What the task requires
Report only the number of lines in the records that contain the word "series".

Input rows
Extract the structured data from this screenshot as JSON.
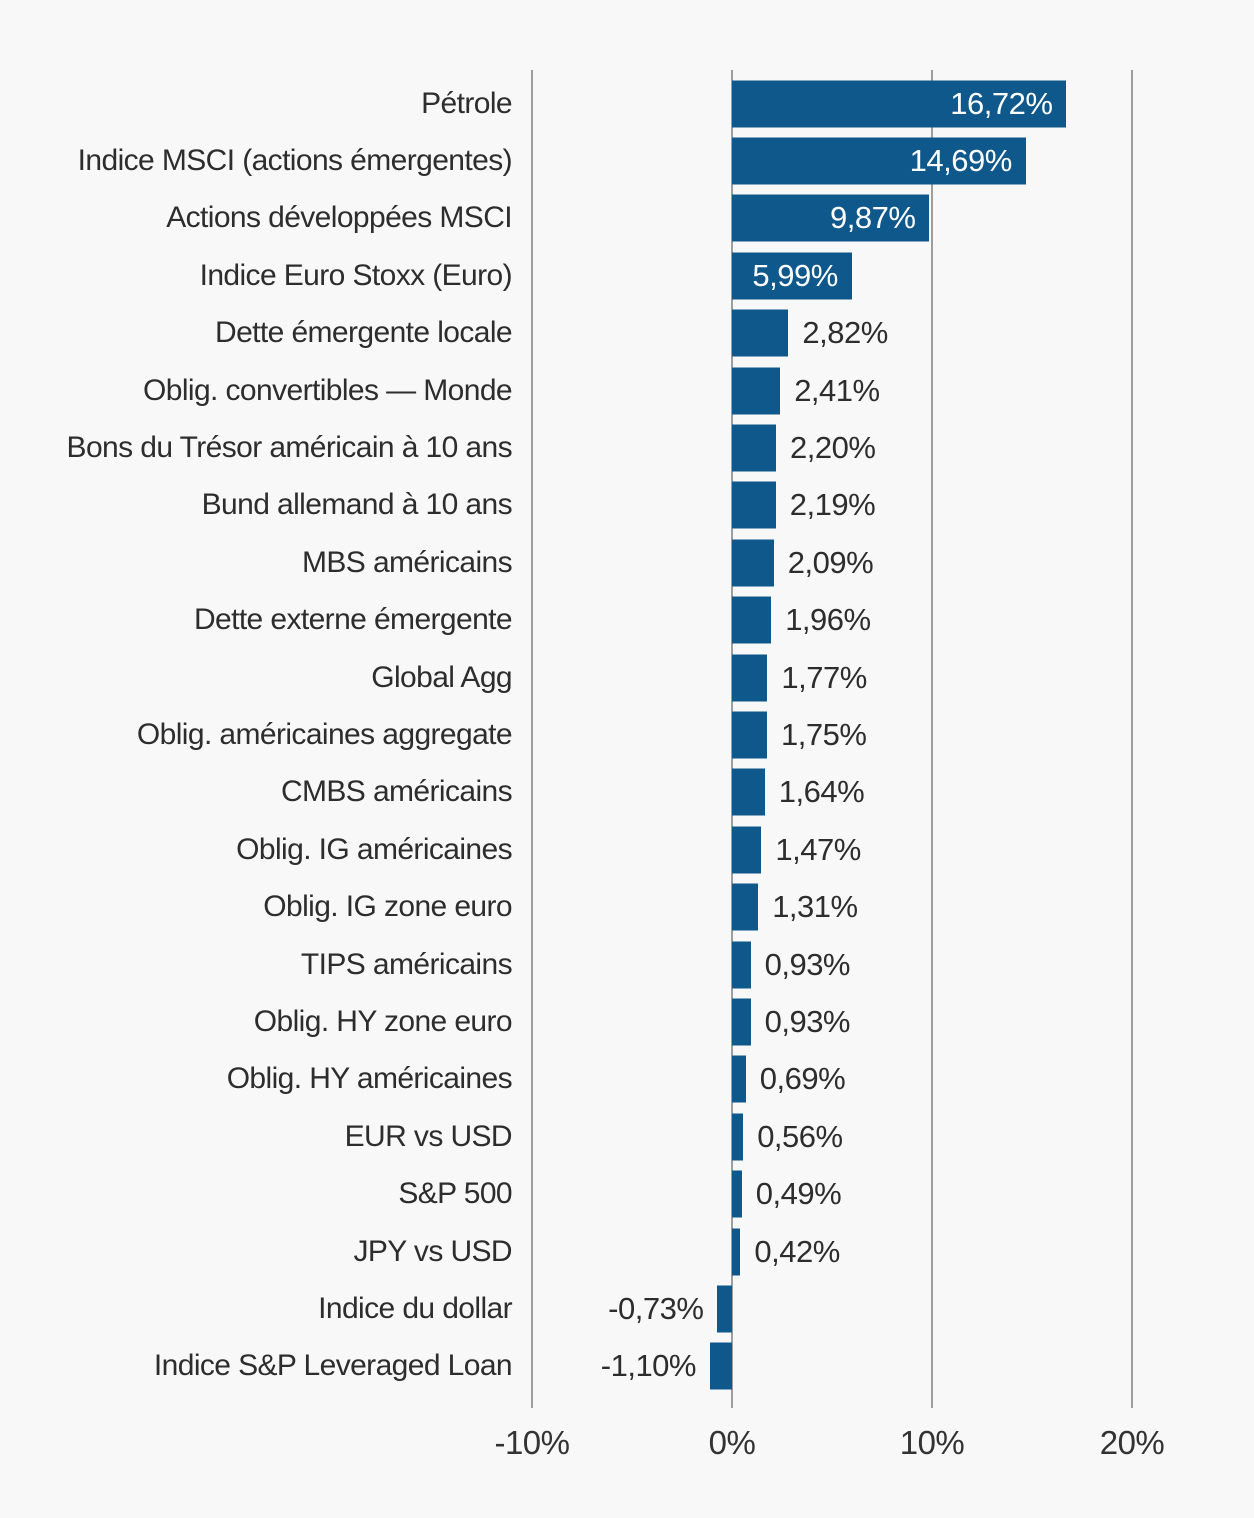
{
  "chart_data": {
    "type": "bar",
    "orientation": "horizontal",
    "title": "",
    "xlabel": "",
    "ylabel": "",
    "categories": [
      "Pétrole",
      "Indice MSCI (actions émergentes)",
      "Actions développées MSCI",
      "Indice Euro Stoxx (Euro)",
      "Dette émergente locale",
      "Oblig. convertibles — Monde",
      "Bons du Trésor américain à 10 ans",
      "Bund allemand à 10 ans",
      "MBS américains",
      "Dette externe émergente",
      "Global Agg",
      "Oblig. américaines aggregate",
      "CMBS américains",
      "Oblig. IG américaines",
      "Oblig. IG zone euro",
      "TIPS américains",
      "Oblig. HY zone euro",
      "Oblig. HY américaines",
      "EUR vs USD",
      "S&P 500",
      "JPY vs USD",
      "Indice du dollar",
      "Indice S&P Leveraged Loan"
    ],
    "values": [
      16.72,
      14.69,
      9.87,
      5.99,
      2.82,
      2.41,
      2.2,
      2.19,
      2.09,
      1.96,
      1.77,
      1.75,
      1.64,
      1.47,
      1.31,
      0.93,
      0.93,
      0.69,
      0.56,
      0.49,
      0.42,
      -0.73,
      -1.1
    ],
    "value_labels": [
      "16,72%",
      "14,69%",
      "9,87%",
      "5,99%",
      "2,82%",
      "2,41%",
      "2,20%",
      "2,19%",
      "2,09%",
      "1,96%",
      "1,77%",
      "1,75%",
      "1,64%",
      "1,47%",
      "1,31%",
      "0,93%",
      "0,93%",
      "0,69%",
      "0,56%",
      "0,49%",
      "0,42%",
      "-0,73%",
      "-1,10%"
    ],
    "xlim": [
      -10,
      20
    ],
    "x_ticks": [
      -10,
      0,
      10,
      20
    ],
    "x_tick_labels": [
      "-10%",
      "0%",
      "10%",
      "20%"
    ],
    "grid": "vertical",
    "legend": "none",
    "inside_value_count": 4,
    "colors": {
      "bar": "#0f588c",
      "background": "#f8f8f8",
      "grid_line": "#9e9e9e",
      "label_text": "#2d2d2d",
      "value_text_outside": "#2d2d2d",
      "value_text_inside": "#ffffff"
    }
  }
}
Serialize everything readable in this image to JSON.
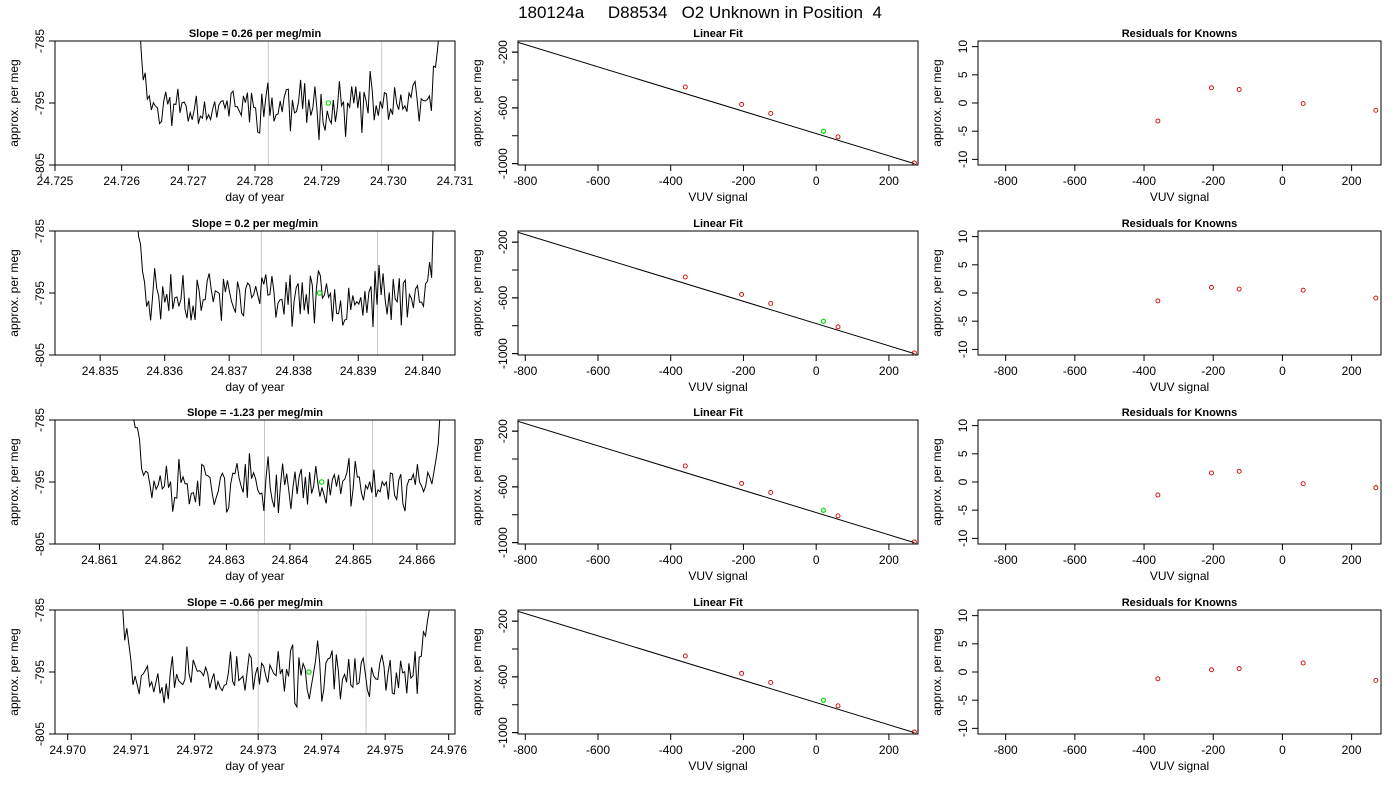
{
  "figure": {
    "title": "180124a     D88534   O2 Unknown in Position  4",
    "colors": {
      "axes": "#000000",
      "line": "#000000",
      "fit_point": "#cc0000",
      "unknown_point": "#00dd00",
      "vline": "#c8c8c8"
    }
  },
  "chart_data": [
    {
      "type": "line",
      "panel": "time-series-row-1",
      "title": "Slope =  0.26  per meg/min",
      "xlabel": "day of year",
      "ylabel": "approx. per meg",
      "xlim": [
        24.725,
        24.731
      ],
      "ylim": [
        -805,
        -785
      ],
      "xticks": [
        24.725,
        24.726,
        24.727,
        24.728,
        24.729,
        24.73,
        24.731
      ],
      "yticks": [
        -805,
        -795,
        -785
      ],
      "window_start": 24.7262,
      "window_end": 24.7308,
      "vlines": [
        24.7282,
        24.7299
      ],
      "unknown_point": {
        "x": 24.7291,
        "y": -795.0
      },
      "seed": 11
    },
    {
      "type": "scatter",
      "panel": "linear-fit-row-1",
      "title": "Linear Fit",
      "xlabel": "VUV signal",
      "ylabel": "approx. per meg",
      "xlim": [
        -820,
        280
      ],
      "ylim": [
        -1010,
        -120
      ],
      "xticks": [
        -800,
        -600,
        -400,
        -200,
        0,
        200
      ],
      "yticks": [
        -1000,
        -600,
        -200
      ],
      "fit_line": {
        "x": [
          -820,
          270
        ],
        "y": [
          -130,
          -1000
        ]
      },
      "points": {
        "x": [
          -360,
          -205,
          -125,
          60,
          270
        ],
        "y": [
          -450,
          -575,
          -640,
          -808,
          -995
        ]
      },
      "unknown_point": {
        "x": 20,
        "y": -768
      }
    },
    {
      "type": "scatter",
      "panel": "residuals-row-1",
      "title": "Residuals for Knowns",
      "xlabel": "VUV signal",
      "ylabel": "approx. per meg",
      "xlim": [
        -880,
        285
      ],
      "ylim": [
        -11,
        11
      ],
      "xticks": [
        -800,
        -600,
        -400,
        -200,
        0,
        200
      ],
      "yticks": [
        -10,
        -5,
        0,
        5,
        10
      ],
      "points": {
        "x": [
          -360,
          -205,
          -125,
          60,
          270
        ],
        "y": [
          -3.2,
          2.7,
          2.4,
          -0.1,
          -1.3
        ]
      }
    },
    {
      "type": "line",
      "panel": "time-series-row-2",
      "title": "Slope =  0.2  per meg/min",
      "xlabel": "day of year",
      "ylabel": "approx. per meg",
      "xlim": [
        24.8343,
        24.8405
      ],
      "ylim": [
        -805,
        -785
      ],
      "xticks": [
        24.835,
        24.836,
        24.837,
        24.838,
        24.839,
        24.84
      ],
      "yticks": [
        -805,
        -795,
        -785
      ],
      "window_start": 24.8355,
      "window_end": 24.8402,
      "vlines": [
        24.8375,
        24.8393
      ],
      "unknown_point": {
        "x": 24.8384,
        "y": -795.0
      },
      "seed": 23
    },
    {
      "type": "scatter",
      "panel": "linear-fit-row-2",
      "title": "Linear Fit",
      "xlabel": "VUV signal",
      "ylabel": "approx. per meg",
      "xlim": [
        -820,
        280
      ],
      "ylim": [
        -1010,
        -120
      ],
      "xticks": [
        -800,
        -600,
        -400,
        -200,
        0,
        200
      ],
      "yticks": [
        -1000,
        -600,
        -200
      ],
      "fit_line": {
        "x": [
          -820,
          270
        ],
        "y": [
          -130,
          -1000
        ]
      },
      "points": {
        "x": [
          -360,
          -205,
          -125,
          60,
          270
        ],
        "y": [
          -450,
          -575,
          -640,
          -808,
          -995
        ]
      },
      "unknown_point": {
        "x": 20,
        "y": -768
      }
    },
    {
      "type": "scatter",
      "panel": "residuals-row-2",
      "title": "Residuals for Knowns",
      "xlabel": "VUV signal",
      "ylabel": "approx. per meg",
      "xlim": [
        -880,
        285
      ],
      "ylim": [
        -11,
        11
      ],
      "xticks": [
        -800,
        -600,
        -400,
        -200,
        0,
        200
      ],
      "yticks": [
        -10,
        -5,
        0,
        5,
        10
      ],
      "points": {
        "x": [
          -360,
          -205,
          -125,
          60,
          270
        ],
        "y": [
          -1.4,
          1.0,
          0.7,
          0.5,
          -0.9
        ]
      }
    },
    {
      "type": "line",
      "panel": "time-series-row-3",
      "title": "Slope =  -1.23  per meg/min",
      "xlabel": "day of year",
      "ylabel": "approx. per meg",
      "xlim": [
        24.8603,
        24.8666
      ],
      "ylim": [
        -805,
        -785
      ],
      "xticks": [
        24.861,
        24.862,
        24.863,
        24.864,
        24.865,
        24.866
      ],
      "yticks": [
        -805,
        -795,
        -785
      ],
      "window_start": 24.8615,
      "window_end": 24.8664,
      "vlines": [
        24.8636,
        24.8653
      ],
      "unknown_point": {
        "x": 24.8645,
        "y": -795.0
      },
      "seed": 37
    },
    {
      "type": "scatter",
      "panel": "linear-fit-row-3",
      "title": "Linear Fit",
      "xlabel": "VUV signal",
      "ylabel": "approx. per meg",
      "xlim": [
        -820,
        280
      ],
      "ylim": [
        -1010,
        -120
      ],
      "xticks": [
        -800,
        -600,
        -400,
        -200,
        0,
        200
      ],
      "yticks": [
        -1000,
        -600,
        -200
      ],
      "fit_line": {
        "x": [
          -820,
          270
        ],
        "y": [
          -130,
          -1000
        ]
      },
      "points": {
        "x": [
          -360,
          -205,
          -125,
          60,
          270
        ],
        "y": [
          -450,
          -575,
          -640,
          -808,
          -995
        ]
      },
      "unknown_point": {
        "x": 20,
        "y": -768
      }
    },
    {
      "type": "scatter",
      "panel": "residuals-row-3",
      "title": "Residuals for Knowns",
      "xlabel": "VUV signal",
      "ylabel": "approx. per meg",
      "xlim": [
        -880,
        285
      ],
      "ylim": [
        -11,
        11
      ],
      "xticks": [
        -800,
        -600,
        -400,
        -200,
        0,
        200
      ],
      "yticks": [
        -10,
        -5,
        0,
        5,
        10
      ],
      "points": {
        "x": [
          -360,
          -205,
          -125,
          60,
          270
        ],
        "y": [
          -2.3,
          1.6,
          1.9,
          -0.3,
          -1.0
        ]
      }
    },
    {
      "type": "line",
      "panel": "time-series-row-4",
      "title": "Slope =  -0.66  per meg/min",
      "xlabel": "day of year",
      "ylabel": "approx. per meg",
      "xlim": [
        24.9698,
        24.9761
      ],
      "ylim": [
        -805,
        -785
      ],
      "xticks": [
        24.97,
        24.971,
        24.972,
        24.973,
        24.974,
        24.975,
        24.976
      ],
      "yticks": [
        -805,
        -795,
        -785
      ],
      "window_start": 24.9708,
      "window_end": 24.9757,
      "vlines": [
        24.973,
        24.9747
      ],
      "unknown_point": {
        "x": 24.9738,
        "y": -795.0
      },
      "seed": 53
    },
    {
      "type": "scatter",
      "panel": "linear-fit-row-4",
      "title": "Linear Fit",
      "xlabel": "VUV signal",
      "ylabel": "approx. per meg",
      "xlim": [
        -820,
        280
      ],
      "ylim": [
        -1010,
        -120
      ],
      "xticks": [
        -800,
        -600,
        -400,
        -200,
        0,
        200
      ],
      "yticks": [
        -1000,
        -600,
        -200
      ],
      "fit_line": {
        "x": [
          -820,
          270
        ],
        "y": [
          -130,
          -1000
        ]
      },
      "points": {
        "x": [
          -360,
          -205,
          -125,
          60,
          270
        ],
        "y": [
          -450,
          -575,
          -640,
          -808,
          -995
        ]
      },
      "unknown_point": {
        "x": 20,
        "y": -768
      }
    },
    {
      "type": "scatter",
      "panel": "residuals-row-4",
      "title": "Residuals for Knowns",
      "xlabel": "VUV signal",
      "ylabel": "approx. per meg",
      "xlim": [
        -880,
        285
      ],
      "ylim": [
        -11,
        11
      ],
      "xticks": [
        -800,
        -600,
        -400,
        -200,
        0,
        200
      ],
      "yticks": [
        -10,
        -5,
        0,
        5,
        10
      ],
      "points": {
        "x": [
          -360,
          -205,
          -125,
          60,
          270
        ],
        "y": [
          -1.2,
          0.4,
          0.6,
          1.6,
          -1.5
        ]
      }
    }
  ]
}
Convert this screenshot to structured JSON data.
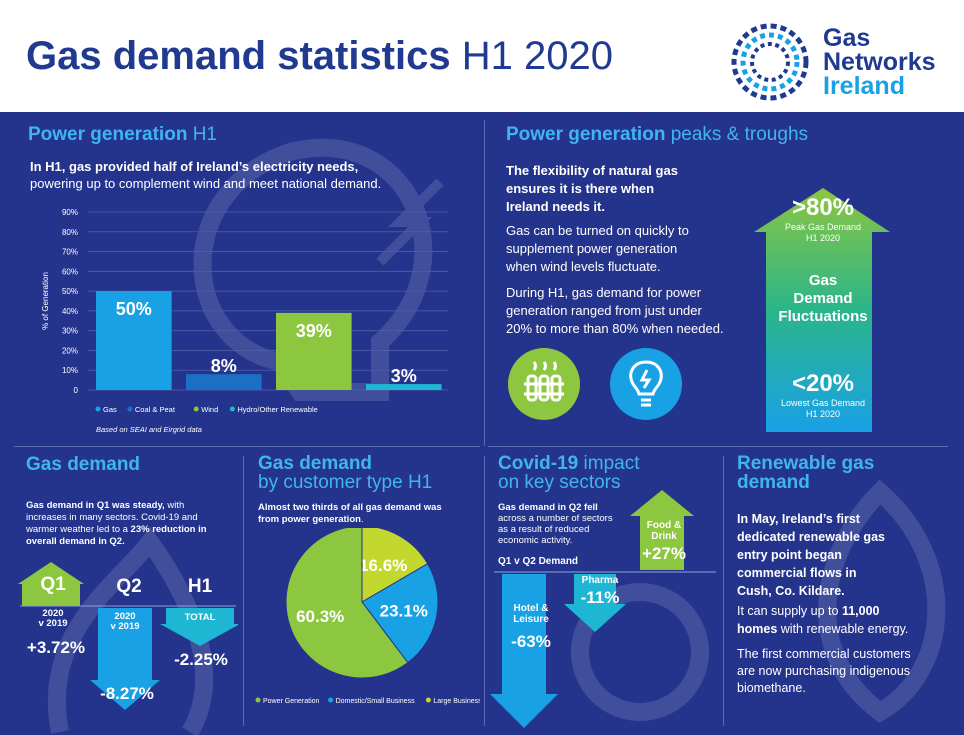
{
  "header": {
    "title_bold": "Gas demand statistics",
    "title_light": "H1 2020",
    "logo_line1": "Gas",
    "logo_line2": "Networks",
    "logo_line3": "Ireland"
  },
  "power_h1": {
    "heading_bold": "Power generation",
    "heading_thin": "H1",
    "intro_bold": "In H1, gas provided half of Ireland’s electricity needs,",
    "intro_rest": "powering up to complement wind and meet national demand.",
    "source": "Based on SEAI and Eirgrid data"
  },
  "chart_data": [
    {
      "type": "bar",
      "categories": [
        "Gas",
        "Coal & Peat",
        "Wind",
        "Hydro/Other Renewable"
      ],
      "values": [
        50,
        8,
        39,
        3
      ],
      "data_labels": [
        "50%",
        "8%",
        "39%",
        "3%"
      ],
      "ylabel": "% of Generation",
      "ylim": [
        0,
        90
      ],
      "yticks": [
        "0",
        "10%",
        "20%",
        "30%",
        "40%",
        "50%",
        "60%",
        "70%",
        "80%",
        "90%"
      ],
      "colors": [
        "#19a1e6",
        "#1c6fc3",
        "#8dc63f",
        "#1fb6d4"
      ],
      "legend": "bottom",
      "grid": true
    },
    {
      "type": "pie",
      "title": "Gas demand by customer type H1",
      "categories": [
        "Power Generation",
        "Domestic/Small Business",
        "Large Business"
      ],
      "values": [
        60.3,
        23.1,
        16.6
      ],
      "data_labels": [
        "60.3%",
        "23.1%",
        "16.6%"
      ],
      "colors": [
        "#8dc63f",
        "#19a1e6",
        "#c3d82e"
      ],
      "legend": "bottom"
    }
  ],
  "peaks": {
    "heading_bold": "Power generation",
    "heading_thin": "peaks & troughs",
    "p1_l1": "The flexibility of natural gas",
    "p1_l2": "ensures it is there when",
    "p1_l3": "Ireland needs it.",
    "p2_l1": "Gas can be turned on quickly to",
    "p2_l2": "supplement power generation",
    "p2_l3": "when wind levels fluctuate.",
    "p3_l1": "During H1, gas demand for power",
    "p3_l2": "generation ranged from just under",
    "p3_l3": "20% to more than 80% when needed.",
    "peak_value": ">80%",
    "peak_label_l1": "Peak Gas Demand",
    "peak_label_l2": "H1 2020",
    "mid_l1": "Gas",
    "mid_l2": "Demand",
    "mid_l3": "Fluctuations",
    "low_value": "<20%",
    "low_label_l1": "Lowest Gas Demand",
    "low_label_l2": "H1 2020"
  },
  "gas_demand": {
    "heading": "Gas demand",
    "text_l1_bold": "Gas demand in Q1 was steady,",
    "text_l1_rest": " with",
    "text_l2": "increases in many sectors. Covid-19 and",
    "text_l3_a": "warmer weather led to a ",
    "text_l3_b": "23% reduction in",
    "text_l4": "overall demand in Q2.",
    "q1_label": "Q1",
    "q1_sub_l1": "2020",
    "q1_sub_l2": "v 2019",
    "q1_value": "+3.72%",
    "q2_label": "Q2",
    "q2_sub_l1": "2020",
    "q2_sub_l2": "v 2019",
    "q2_value": "-8.27%",
    "h1_label": "H1",
    "h1_sub": "TOTAL",
    "h1_value": "-2.25%"
  },
  "customer_type": {
    "heading_bold": "Gas demand",
    "heading_thin": "by customer type H1",
    "text_l1": "Almost two thirds of all gas demand was",
    "text_l2_a": "from ",
    "text_l2_b": "power generation",
    "text_l2_c": "."
  },
  "covid": {
    "heading_bold": "Covid-19",
    "heading_thin_1": "impact",
    "heading_thin_2": "on key sectors",
    "text_l1_bold": "Gas demand in Q2 fell",
    "text_l2": "across a number of sectors",
    "text_l3": "as a result of reduced",
    "text_l4": "economic activity.",
    "compare_label": "Q1 v Q2 Demand",
    "hotel_l1": "Hotel &",
    "hotel_l2": "Leisure",
    "hotel_value": "-63%",
    "pharma_label": "Pharma",
    "pharma_value": "-11%",
    "food_l1": "Food &",
    "food_l2": "Drink",
    "food_value": "+27%"
  },
  "renewable": {
    "heading_l1": "Renewable gas",
    "heading_l2": "demand",
    "p1_l1": "In May, Ireland’s first",
    "p1_l2": "dedicated renewable gas",
    "p1_l3": "entry point began",
    "p1_l4": "commercial flows in",
    "p1_l5": "Cush, Co. Kildare.",
    "p2_l1_a": "It can supply up to ",
    "p2_l1_b": "11,000",
    "p2_l2_a": "homes",
    "p2_l2_b": " with renewable energy.",
    "p3_l1": "The first commercial customers",
    "p3_l2": "are now purchasing indigenous",
    "p3_l3": "biomethane."
  },
  "icons": [
    "logo-ring-icon",
    "radiator-icon",
    "lightbulb-icon"
  ]
}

Response for this exercise
4